Texto para analizar:
'''

Finas, pasadas y en rama

Entre estos dos puntos extremos pudimos disfrutar de un desfile de manzanillas con envejecimientos crecientes, empezando por las manzanillas más jóvenes también llamadas “finas”. La Cigarrera (cinco años de vejez media según datos aportados por los ponentes, 5,5 € en la web de la bodega) me pareció una muy asequible introducción a la categoría en versión algo más ligera y delicada (manzana verde, almendra, buena longitud). Gabriela (de M. Sánchez Ayala, 6 años de crianza media, 12,6 € en Monvínic Store) es muy tradicional y gustará a los puristas: más punzante, marcada por las notas de almendra seca y madera añeja, pero con un gran final amargoso, seco e intenso. San León (7 años vejez media, Bodegas Argüeso, 7,6 € en Vila Viniteca) destacó por su equilibrio, riqueza de matices en boca y un final de especial persistencia (nota salinas, frutos secos). 

Un escalón más allá, la manzanilla pasada no es sino una manzanilla más vieja que se cría bajo un velo cada vez más leve y fino que, con el paso del tiempo, acabará sumergiéndose para dar inicio a un proceso oxidativo que conducirá inexorablemente hacia el amontillado. La de Pastrana (Bodegas Hidalgo – La Gitana, 10,70 € en Grau Online) procede del viñedo del mismo nombre situado en el pago de Miraflores y envejece una media de 12 años. Fue uno de mis vinos favoritos de la cata por su intensidad y complejidad y mayor relieve y textura en boca; especialmente insistente y larga en final de boca.

La cata también incluyó dos manzanillas en rama. El término “en rama” se utiliza en el Marco de Jerez para definir los productos que se embotellan sin clarificar. Suelen ser más expresivos, intensos y cercanos a lo que se cata directamente de la bota, pero también más inestables y propensos a la oxidación por lo que requieren un consumo relativamente rápido, aunque autores como Liem y Barquín defienden la mejora que se produce en algunos de ellos tras dos o tres años en botella. En concreto lo recomiendan en el caso de los embotellados en rama de Solear (Bodegas Barbadillo, ocho años de crianza de media). De las cuatro sacas que se realizan a lo largo del año y que se comercializan en botella de 3/8 (y a unos 15-16 €), probamos la “Saca de invierno 2014”, potente, concentrada, con gran carácter de almendra. Es interesante destacar que las sacas de primavera y otoño suelen ser las que tienen un mayor de carácter de flor porque coinciden con los período de mayor actividad de las levaduras.

La otra manzanilla en rama fue Goya XL (Delgado Zuleta, 50 cl., 20,35 € Gourmet Hunters), que se mostró especialmente cerrada en nariz (Beltrán Domecq incluso sugirió la conveniencia de decantar, algo que yo nunca había escuchado para estos vinos), pero la boca devolvió la explosión de concentración y sabor, en este caso con una textura algo glicérica, quizás ya dentro de la última etapa antes de que se desvanezca la flor.

'''

Entradas guardadas
'''

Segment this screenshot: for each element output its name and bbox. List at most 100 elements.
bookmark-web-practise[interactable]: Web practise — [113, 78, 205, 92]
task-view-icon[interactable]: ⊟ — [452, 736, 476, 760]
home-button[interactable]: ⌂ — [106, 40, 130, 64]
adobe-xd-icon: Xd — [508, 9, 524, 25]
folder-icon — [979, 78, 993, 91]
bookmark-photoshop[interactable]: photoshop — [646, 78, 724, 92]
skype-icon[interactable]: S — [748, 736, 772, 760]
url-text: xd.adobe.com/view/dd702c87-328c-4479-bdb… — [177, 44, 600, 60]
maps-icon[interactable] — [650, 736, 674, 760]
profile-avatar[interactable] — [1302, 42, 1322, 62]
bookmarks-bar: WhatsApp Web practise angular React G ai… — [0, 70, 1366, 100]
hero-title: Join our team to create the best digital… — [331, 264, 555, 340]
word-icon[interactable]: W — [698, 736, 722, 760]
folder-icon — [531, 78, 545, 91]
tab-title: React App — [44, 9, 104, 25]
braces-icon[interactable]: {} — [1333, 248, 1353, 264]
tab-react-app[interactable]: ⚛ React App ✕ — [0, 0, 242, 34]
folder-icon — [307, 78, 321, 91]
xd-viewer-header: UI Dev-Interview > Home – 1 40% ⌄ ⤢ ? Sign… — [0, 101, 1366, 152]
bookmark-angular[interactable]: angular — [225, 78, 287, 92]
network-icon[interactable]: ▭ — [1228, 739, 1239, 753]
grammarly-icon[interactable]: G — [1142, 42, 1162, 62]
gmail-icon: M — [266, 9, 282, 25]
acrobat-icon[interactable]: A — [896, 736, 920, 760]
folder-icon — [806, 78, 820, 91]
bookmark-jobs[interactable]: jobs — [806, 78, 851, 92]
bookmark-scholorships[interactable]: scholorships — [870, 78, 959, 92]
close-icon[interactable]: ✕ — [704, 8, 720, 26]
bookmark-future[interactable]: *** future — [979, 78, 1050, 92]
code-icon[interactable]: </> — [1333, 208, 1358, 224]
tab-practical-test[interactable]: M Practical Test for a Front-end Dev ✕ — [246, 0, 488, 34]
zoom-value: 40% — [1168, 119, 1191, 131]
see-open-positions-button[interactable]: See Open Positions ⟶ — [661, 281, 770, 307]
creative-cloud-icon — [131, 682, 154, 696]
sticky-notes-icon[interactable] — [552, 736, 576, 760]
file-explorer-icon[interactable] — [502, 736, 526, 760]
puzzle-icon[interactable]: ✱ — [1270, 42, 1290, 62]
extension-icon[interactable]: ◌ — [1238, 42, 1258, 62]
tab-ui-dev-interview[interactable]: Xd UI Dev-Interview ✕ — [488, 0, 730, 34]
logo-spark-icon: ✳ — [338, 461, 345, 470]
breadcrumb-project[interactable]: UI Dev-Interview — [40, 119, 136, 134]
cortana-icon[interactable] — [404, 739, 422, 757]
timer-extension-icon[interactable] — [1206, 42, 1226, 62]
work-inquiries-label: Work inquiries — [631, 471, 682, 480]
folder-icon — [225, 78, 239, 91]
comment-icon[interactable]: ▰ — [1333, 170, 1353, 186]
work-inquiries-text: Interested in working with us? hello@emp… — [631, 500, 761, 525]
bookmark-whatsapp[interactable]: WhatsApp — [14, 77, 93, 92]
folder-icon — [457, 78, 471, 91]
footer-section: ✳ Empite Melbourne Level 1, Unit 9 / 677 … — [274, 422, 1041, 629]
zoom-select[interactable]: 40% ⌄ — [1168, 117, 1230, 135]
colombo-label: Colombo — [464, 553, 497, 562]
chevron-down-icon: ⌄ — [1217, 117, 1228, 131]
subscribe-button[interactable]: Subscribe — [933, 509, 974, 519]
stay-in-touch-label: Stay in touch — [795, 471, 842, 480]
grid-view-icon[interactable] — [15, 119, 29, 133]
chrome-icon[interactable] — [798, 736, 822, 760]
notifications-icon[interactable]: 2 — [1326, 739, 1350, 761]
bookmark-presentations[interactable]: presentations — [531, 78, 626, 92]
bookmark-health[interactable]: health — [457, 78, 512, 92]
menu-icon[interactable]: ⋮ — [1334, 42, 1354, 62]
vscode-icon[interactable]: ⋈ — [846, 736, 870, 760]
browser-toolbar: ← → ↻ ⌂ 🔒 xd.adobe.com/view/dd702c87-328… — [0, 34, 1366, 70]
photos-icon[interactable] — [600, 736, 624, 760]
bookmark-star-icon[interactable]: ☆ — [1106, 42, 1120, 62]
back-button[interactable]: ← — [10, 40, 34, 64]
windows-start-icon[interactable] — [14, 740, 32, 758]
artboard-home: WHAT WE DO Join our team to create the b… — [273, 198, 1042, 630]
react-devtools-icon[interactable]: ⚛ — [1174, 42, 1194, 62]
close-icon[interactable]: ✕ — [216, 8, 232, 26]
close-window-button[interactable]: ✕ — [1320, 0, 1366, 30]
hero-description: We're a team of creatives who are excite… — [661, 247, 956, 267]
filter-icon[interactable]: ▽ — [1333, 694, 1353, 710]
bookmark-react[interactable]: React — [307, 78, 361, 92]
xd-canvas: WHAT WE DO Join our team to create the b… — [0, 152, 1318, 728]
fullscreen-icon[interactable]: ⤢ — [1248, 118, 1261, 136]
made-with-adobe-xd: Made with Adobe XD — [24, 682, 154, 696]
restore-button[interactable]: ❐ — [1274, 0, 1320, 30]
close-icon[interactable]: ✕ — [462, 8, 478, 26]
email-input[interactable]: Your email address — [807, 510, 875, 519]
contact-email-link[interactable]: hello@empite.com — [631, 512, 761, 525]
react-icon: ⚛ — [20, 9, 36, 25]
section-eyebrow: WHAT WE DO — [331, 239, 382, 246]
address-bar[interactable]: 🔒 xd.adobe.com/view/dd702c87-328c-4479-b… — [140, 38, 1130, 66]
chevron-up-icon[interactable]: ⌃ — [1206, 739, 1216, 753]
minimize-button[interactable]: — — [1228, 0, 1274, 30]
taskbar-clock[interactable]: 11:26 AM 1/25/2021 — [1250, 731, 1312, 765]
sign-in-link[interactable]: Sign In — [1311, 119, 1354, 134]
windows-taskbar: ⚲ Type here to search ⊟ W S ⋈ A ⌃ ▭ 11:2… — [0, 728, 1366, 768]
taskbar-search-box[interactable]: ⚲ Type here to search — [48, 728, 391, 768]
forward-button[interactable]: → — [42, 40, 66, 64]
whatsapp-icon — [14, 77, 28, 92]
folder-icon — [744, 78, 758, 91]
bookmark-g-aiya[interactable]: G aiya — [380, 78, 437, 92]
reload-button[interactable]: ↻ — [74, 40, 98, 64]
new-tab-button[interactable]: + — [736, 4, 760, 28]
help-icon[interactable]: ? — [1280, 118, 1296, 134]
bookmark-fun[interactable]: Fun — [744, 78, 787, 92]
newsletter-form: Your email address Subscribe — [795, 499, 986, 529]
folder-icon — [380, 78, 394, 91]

'''

Qué harás:
(a) Según el texto sobre las manzanillas, ¿cuántos años de vejez media tiene La Cigarrera?
(b) Indique si cada afirmación coincide con el texto sobre las manzanillas y cite las palabras que lo deciden: (i) En el Marco de Jerez, "en rama" designa los productos embotellados sin clarificar. (ii) La manzanilla de Pastrana envejece una media de siete años. (iii) Las sacas de Solear se venden en botella de 3/8.
(c) Traduzca al inglés esta oración del texto sobre las manzanillas: "La cata también incluyó dos manzanillas en rama."

Soluciones:
(a) Cinco años, según los datos aportados por los ponentes.

(b)
(i) Sí: "se utiliza en el Marco de Jerez para definir los productos que se embotellan sin clarificar".
(ii) No: "envejece una media de 12 años".
(iii) Sí: "se comercializan en botella de 3/8".

(c) The tasting also included two en rama manzanillas.